### Exercise directions
Identify and copy all lines of the material where the string "xlabel" is found.

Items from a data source
• • •

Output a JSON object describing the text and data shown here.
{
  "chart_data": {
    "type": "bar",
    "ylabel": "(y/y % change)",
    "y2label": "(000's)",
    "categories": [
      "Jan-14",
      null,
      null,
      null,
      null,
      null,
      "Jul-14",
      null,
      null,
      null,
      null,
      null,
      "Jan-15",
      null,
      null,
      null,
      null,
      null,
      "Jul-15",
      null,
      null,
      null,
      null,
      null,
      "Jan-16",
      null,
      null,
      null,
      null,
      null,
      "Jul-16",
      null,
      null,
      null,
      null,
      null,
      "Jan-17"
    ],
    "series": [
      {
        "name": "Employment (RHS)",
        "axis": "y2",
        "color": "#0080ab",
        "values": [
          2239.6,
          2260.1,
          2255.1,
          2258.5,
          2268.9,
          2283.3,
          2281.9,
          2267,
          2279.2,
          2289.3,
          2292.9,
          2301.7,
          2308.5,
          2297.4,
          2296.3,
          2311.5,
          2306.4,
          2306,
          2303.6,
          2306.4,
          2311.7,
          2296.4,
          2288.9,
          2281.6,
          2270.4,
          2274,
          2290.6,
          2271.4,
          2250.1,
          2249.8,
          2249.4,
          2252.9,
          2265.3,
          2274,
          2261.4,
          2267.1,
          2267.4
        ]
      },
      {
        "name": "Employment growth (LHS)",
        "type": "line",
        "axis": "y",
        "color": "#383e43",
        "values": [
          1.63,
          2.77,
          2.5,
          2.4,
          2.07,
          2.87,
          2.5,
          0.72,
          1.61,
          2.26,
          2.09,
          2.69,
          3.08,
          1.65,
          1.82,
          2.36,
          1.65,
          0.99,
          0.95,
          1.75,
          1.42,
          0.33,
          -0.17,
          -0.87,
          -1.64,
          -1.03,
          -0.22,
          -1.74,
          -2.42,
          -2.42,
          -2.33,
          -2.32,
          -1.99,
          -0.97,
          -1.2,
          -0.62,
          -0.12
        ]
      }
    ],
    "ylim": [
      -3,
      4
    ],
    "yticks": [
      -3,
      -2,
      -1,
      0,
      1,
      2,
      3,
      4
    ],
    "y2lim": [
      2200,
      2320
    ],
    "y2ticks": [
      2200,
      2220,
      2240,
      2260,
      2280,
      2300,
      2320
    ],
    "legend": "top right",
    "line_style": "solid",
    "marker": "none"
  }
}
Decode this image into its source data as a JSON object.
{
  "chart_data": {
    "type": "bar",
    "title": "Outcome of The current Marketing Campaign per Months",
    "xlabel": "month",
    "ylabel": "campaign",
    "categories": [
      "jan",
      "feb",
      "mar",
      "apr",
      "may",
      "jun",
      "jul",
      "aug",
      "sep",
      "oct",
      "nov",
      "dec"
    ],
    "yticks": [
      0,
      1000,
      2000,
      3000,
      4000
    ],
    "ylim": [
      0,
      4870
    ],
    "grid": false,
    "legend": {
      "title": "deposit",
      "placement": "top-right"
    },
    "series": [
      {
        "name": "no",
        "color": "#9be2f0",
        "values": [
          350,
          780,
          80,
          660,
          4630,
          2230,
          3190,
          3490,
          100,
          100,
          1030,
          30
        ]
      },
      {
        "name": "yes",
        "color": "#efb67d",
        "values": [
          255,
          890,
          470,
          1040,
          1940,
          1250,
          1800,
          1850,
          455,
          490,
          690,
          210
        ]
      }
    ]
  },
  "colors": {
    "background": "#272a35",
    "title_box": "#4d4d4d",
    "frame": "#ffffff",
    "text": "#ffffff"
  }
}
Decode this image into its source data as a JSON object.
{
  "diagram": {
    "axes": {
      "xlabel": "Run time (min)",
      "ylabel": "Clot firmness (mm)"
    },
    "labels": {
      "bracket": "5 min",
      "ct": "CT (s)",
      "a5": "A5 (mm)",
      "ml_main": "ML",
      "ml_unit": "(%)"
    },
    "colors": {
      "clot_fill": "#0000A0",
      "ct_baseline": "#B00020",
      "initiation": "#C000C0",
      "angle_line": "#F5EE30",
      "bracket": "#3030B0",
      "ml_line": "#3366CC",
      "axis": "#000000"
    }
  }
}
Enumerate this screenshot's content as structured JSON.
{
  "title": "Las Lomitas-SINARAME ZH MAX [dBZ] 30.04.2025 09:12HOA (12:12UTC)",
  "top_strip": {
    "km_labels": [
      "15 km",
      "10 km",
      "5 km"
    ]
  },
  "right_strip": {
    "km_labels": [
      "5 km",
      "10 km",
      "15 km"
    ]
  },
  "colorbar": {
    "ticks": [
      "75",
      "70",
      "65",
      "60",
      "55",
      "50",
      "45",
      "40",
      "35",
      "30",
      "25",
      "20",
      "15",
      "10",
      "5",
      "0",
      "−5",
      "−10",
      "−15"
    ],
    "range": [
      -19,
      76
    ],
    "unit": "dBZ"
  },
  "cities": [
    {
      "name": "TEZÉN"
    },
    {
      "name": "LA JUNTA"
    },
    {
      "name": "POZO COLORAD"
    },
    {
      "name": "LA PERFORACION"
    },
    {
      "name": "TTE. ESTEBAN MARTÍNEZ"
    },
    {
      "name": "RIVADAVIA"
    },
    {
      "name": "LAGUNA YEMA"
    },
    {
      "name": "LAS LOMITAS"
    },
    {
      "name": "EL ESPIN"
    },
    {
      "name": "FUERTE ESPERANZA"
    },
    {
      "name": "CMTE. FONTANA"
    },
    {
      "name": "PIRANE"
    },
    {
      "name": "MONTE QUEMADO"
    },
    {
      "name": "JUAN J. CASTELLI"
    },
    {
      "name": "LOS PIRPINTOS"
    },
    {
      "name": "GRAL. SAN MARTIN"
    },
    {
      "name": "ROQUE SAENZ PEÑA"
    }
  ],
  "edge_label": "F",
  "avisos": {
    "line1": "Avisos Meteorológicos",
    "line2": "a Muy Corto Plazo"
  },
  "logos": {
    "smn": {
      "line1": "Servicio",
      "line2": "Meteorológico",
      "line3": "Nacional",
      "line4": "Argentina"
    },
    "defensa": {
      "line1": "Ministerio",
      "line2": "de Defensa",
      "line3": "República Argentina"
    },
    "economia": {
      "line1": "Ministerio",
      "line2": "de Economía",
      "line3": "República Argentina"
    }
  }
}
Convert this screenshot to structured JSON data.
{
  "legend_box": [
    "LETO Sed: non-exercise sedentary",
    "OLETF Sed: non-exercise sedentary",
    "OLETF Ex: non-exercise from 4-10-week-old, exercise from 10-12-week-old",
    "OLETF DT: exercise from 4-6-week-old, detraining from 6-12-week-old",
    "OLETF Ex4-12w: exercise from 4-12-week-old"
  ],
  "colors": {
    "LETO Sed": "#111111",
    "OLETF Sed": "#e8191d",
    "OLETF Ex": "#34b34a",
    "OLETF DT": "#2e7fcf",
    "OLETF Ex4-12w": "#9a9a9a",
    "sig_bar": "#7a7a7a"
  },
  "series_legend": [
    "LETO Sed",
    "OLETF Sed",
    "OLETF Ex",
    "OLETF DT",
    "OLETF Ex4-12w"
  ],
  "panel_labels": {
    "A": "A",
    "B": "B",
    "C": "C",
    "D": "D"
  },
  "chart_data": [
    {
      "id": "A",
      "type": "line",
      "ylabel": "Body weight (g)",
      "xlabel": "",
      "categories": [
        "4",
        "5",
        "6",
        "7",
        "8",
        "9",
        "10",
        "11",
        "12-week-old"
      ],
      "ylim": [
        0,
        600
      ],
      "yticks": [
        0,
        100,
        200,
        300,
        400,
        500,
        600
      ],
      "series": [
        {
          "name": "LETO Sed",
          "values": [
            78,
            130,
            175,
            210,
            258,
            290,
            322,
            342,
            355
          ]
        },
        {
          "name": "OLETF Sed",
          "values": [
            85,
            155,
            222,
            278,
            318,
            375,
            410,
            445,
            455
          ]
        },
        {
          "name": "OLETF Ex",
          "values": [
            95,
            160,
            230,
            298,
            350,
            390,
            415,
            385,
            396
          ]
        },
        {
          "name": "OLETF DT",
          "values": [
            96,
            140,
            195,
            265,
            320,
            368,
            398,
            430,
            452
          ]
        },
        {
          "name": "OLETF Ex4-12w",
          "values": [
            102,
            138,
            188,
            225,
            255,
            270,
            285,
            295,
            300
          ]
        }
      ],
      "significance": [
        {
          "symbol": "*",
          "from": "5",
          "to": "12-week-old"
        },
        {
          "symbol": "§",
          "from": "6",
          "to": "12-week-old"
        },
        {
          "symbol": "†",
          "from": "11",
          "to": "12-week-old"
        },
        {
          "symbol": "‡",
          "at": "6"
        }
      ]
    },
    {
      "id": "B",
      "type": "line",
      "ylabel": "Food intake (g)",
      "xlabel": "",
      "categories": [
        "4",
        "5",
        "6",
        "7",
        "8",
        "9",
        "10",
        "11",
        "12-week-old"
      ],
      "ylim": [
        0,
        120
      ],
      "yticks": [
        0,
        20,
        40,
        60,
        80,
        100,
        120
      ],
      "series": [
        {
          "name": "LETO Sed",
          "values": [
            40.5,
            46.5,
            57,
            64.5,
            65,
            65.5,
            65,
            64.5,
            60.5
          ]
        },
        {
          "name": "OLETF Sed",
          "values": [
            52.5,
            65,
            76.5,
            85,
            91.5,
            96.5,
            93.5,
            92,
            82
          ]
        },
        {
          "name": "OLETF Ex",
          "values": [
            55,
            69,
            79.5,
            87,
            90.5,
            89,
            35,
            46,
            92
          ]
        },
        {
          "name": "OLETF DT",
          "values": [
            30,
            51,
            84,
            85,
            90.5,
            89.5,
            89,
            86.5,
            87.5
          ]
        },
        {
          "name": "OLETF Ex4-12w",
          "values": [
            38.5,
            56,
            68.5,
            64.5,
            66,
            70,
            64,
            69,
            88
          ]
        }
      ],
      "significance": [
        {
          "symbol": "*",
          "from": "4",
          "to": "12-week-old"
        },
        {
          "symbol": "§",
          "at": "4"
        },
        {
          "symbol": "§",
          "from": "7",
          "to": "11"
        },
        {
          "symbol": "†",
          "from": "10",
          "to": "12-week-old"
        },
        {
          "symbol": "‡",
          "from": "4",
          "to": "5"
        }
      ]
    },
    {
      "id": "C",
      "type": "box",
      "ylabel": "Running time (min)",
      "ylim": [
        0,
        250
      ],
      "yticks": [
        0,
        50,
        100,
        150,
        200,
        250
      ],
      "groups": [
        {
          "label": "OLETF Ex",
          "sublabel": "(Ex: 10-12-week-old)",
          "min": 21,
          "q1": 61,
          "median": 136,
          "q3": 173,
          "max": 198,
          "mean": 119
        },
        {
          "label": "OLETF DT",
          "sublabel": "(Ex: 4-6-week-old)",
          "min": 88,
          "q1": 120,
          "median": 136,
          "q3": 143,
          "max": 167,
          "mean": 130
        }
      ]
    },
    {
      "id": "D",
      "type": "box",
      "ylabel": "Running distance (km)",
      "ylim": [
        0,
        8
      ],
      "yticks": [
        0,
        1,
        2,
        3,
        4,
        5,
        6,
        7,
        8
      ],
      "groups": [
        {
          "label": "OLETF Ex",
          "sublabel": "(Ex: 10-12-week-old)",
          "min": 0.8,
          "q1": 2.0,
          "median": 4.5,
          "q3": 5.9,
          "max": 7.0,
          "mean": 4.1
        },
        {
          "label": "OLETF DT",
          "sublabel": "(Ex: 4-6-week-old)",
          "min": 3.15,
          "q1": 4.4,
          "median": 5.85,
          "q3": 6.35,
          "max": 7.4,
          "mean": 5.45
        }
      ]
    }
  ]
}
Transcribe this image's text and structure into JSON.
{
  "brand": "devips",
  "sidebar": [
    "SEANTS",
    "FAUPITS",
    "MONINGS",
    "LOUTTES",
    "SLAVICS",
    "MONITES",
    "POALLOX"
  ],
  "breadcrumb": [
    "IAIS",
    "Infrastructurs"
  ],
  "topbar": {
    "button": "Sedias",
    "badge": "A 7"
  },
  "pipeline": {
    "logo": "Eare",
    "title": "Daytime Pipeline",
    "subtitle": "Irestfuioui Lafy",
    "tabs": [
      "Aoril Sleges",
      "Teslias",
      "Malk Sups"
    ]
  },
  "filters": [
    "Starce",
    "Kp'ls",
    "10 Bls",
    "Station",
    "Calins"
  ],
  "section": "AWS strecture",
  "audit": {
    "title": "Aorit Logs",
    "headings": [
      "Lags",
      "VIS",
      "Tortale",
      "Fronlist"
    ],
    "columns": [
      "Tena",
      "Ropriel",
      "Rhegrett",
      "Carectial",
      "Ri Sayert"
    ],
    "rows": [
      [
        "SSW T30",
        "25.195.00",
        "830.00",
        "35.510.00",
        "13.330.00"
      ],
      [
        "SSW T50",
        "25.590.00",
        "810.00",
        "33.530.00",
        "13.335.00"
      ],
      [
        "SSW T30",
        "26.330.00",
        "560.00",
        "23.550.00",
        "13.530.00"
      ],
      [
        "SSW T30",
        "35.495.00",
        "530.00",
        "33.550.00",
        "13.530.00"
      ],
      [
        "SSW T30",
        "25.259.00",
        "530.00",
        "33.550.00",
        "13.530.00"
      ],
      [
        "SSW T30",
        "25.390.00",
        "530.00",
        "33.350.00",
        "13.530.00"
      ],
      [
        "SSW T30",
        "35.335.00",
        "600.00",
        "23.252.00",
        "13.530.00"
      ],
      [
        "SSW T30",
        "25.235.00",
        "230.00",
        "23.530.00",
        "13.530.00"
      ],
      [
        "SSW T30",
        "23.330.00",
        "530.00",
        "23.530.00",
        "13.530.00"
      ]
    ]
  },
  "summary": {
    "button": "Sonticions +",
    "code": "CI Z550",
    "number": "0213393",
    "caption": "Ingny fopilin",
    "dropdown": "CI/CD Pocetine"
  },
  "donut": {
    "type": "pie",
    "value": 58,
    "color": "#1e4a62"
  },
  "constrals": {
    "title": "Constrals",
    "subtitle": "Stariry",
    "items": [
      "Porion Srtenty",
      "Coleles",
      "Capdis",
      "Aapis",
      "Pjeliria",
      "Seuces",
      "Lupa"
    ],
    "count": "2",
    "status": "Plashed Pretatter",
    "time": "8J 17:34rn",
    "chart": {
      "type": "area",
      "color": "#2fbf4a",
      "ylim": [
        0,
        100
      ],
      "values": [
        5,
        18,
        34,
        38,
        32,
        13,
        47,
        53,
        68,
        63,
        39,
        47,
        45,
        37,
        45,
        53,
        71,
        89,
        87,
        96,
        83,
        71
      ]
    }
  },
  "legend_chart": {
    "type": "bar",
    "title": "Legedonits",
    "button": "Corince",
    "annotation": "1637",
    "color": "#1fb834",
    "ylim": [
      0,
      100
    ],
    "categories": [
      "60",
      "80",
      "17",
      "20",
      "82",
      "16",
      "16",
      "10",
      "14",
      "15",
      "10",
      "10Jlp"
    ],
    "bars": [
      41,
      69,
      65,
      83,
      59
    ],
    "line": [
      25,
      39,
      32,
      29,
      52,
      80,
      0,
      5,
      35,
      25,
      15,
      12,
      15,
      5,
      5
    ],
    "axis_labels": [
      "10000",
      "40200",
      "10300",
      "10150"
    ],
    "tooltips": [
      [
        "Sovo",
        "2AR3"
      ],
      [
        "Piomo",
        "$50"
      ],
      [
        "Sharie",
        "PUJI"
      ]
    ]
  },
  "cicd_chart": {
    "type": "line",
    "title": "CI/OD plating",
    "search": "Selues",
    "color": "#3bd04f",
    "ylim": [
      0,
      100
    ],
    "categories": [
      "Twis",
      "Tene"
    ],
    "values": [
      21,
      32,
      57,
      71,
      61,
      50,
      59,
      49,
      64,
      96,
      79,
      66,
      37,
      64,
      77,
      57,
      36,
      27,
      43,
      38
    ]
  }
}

• • •

### The solution
    "xlabel": "month",
      "xlabel": "Run time (min)",
      "xlabel": "",
      "xlabel": "",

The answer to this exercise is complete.